[EXERCISE TASK 1] Count how many lines of the entries below contain the string "fragmentary", and give only that number.

9.7 DR-learner (Kennedy 2020)
The DR-learner constructs AIPW-based pseudo-outcomes and regresses them on \(X\):
\[ \tilde Y_i^{DR} = \hat\mu_1(X_i) - \hat\mu_0(X_i) + \frac{D_i (Y_i - \hat\mu_1(X_i))}{\hat e(X_i)} - \frac{(1 - D_i) (Y_i - \hat\mu_0(X_i))}{1 - \hat e(X_i)}. \]
mu1_cf = zeros(n)
mu0_cf = zeros(n)
e_cf = zeros(n)
for k in 1:2
train = folds .!= k
test = folds .== k
mu1_cf[test] = rf_fit_predict(X[train .& (D .== 1), :], Y[train .& (D .== 1)],
X[test, :])
mu0_cf[test] = rf_fit_predict(X[train .& (D .== 0), :], Y[train .& (D .== 0)],
X[test, :])
e_cf[test] = rf_fit_predict(X[train, :], D[train], X[test, :])
end
e_cf = clamp.(e_cf, 0.02, 0.98)
pseudo_DR = @. (mu1_cf - mu0_cf) +
D * (Y - mu1_cf) / e_cf -
(1 - D) * (Y - mu0_cf) / (1 - e_cf)
tau_DR = rf_fit_predict(X, pseudo_DR, X)
@printf("DR-learner CATE correlation with truth: %.3f\n", cor(tau_DR, tau))9.8 Comparing all five estimators
fig = Figure(size = (1000, 700))
labs = ["S-learner", "T-learner", "X-learner", "R-learner", "DR-learner"]
preds = [tau_S, tau_T, tau_X, tau_R, tau_DR]
for (i, (lab, pred)) in enumerate(zip(labs, preds))
row, col = divrem(i - 1, 3) .+ (1, 1)
ax = Axis(fig[row, col],
xlabel = "X1", ylabel = "Estimated CATE",
title = lab)
scatter!(ax, X[:, 1], pred, color = (:steelblue, 0.2), markersize = 4)
lines!(ax, 0:0.01:1, x -> 1 + 2x, color = :firebrick, linestyle = :dash,
linewidth = 2)
end
fig9.9 Best Linear Projection (BLP)

[EXERCISE TASK 2] In the DR-learner excerpt, what lower and upper bounds are the estimated propensity scores clamped to?

[DATA FOR THIS EXERCISE]
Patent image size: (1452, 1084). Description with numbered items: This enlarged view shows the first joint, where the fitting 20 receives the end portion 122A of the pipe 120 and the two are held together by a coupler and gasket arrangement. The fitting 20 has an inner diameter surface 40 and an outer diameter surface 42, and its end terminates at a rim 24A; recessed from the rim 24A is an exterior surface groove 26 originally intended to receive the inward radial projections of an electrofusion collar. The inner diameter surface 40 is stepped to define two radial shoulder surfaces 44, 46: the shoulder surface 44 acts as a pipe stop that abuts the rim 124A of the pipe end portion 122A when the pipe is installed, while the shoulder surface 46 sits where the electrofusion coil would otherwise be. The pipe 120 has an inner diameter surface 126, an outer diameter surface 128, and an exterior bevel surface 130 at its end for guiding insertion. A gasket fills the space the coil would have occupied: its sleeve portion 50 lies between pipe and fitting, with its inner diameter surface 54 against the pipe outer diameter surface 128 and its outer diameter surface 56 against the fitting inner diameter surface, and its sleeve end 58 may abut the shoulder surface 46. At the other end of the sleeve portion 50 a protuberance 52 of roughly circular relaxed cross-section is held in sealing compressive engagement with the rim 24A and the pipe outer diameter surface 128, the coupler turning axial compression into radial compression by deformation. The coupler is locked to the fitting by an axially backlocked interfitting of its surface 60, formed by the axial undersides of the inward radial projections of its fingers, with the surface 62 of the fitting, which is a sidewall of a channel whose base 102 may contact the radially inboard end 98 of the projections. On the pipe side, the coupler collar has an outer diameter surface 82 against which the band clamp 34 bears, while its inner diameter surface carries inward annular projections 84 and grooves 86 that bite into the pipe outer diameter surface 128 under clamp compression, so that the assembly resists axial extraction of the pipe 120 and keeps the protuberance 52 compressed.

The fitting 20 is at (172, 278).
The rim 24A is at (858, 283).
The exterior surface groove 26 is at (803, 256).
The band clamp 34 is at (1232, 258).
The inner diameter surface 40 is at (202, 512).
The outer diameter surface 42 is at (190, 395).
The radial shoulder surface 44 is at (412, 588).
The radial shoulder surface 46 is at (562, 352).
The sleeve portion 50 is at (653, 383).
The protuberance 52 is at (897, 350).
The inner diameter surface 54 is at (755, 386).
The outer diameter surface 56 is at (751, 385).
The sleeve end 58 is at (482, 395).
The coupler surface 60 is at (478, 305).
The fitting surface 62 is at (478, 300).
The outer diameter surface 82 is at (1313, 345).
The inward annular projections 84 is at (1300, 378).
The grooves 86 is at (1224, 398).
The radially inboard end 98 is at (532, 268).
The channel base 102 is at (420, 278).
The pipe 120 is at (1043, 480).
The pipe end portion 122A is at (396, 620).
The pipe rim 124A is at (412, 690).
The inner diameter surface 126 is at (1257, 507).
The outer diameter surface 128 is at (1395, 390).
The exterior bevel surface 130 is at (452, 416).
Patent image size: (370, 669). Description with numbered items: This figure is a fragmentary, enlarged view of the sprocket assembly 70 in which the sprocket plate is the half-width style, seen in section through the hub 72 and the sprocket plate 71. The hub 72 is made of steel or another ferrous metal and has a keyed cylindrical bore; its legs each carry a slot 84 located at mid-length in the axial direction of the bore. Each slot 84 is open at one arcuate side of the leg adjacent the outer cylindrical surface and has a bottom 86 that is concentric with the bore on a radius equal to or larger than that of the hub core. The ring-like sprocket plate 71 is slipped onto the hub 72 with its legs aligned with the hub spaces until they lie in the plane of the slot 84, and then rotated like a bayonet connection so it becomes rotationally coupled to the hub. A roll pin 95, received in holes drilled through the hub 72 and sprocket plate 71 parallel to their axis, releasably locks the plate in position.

[EXERCISE SOLUTION 1] 1

[EXERCISE SOLUTION 2] 0.02 and 0.98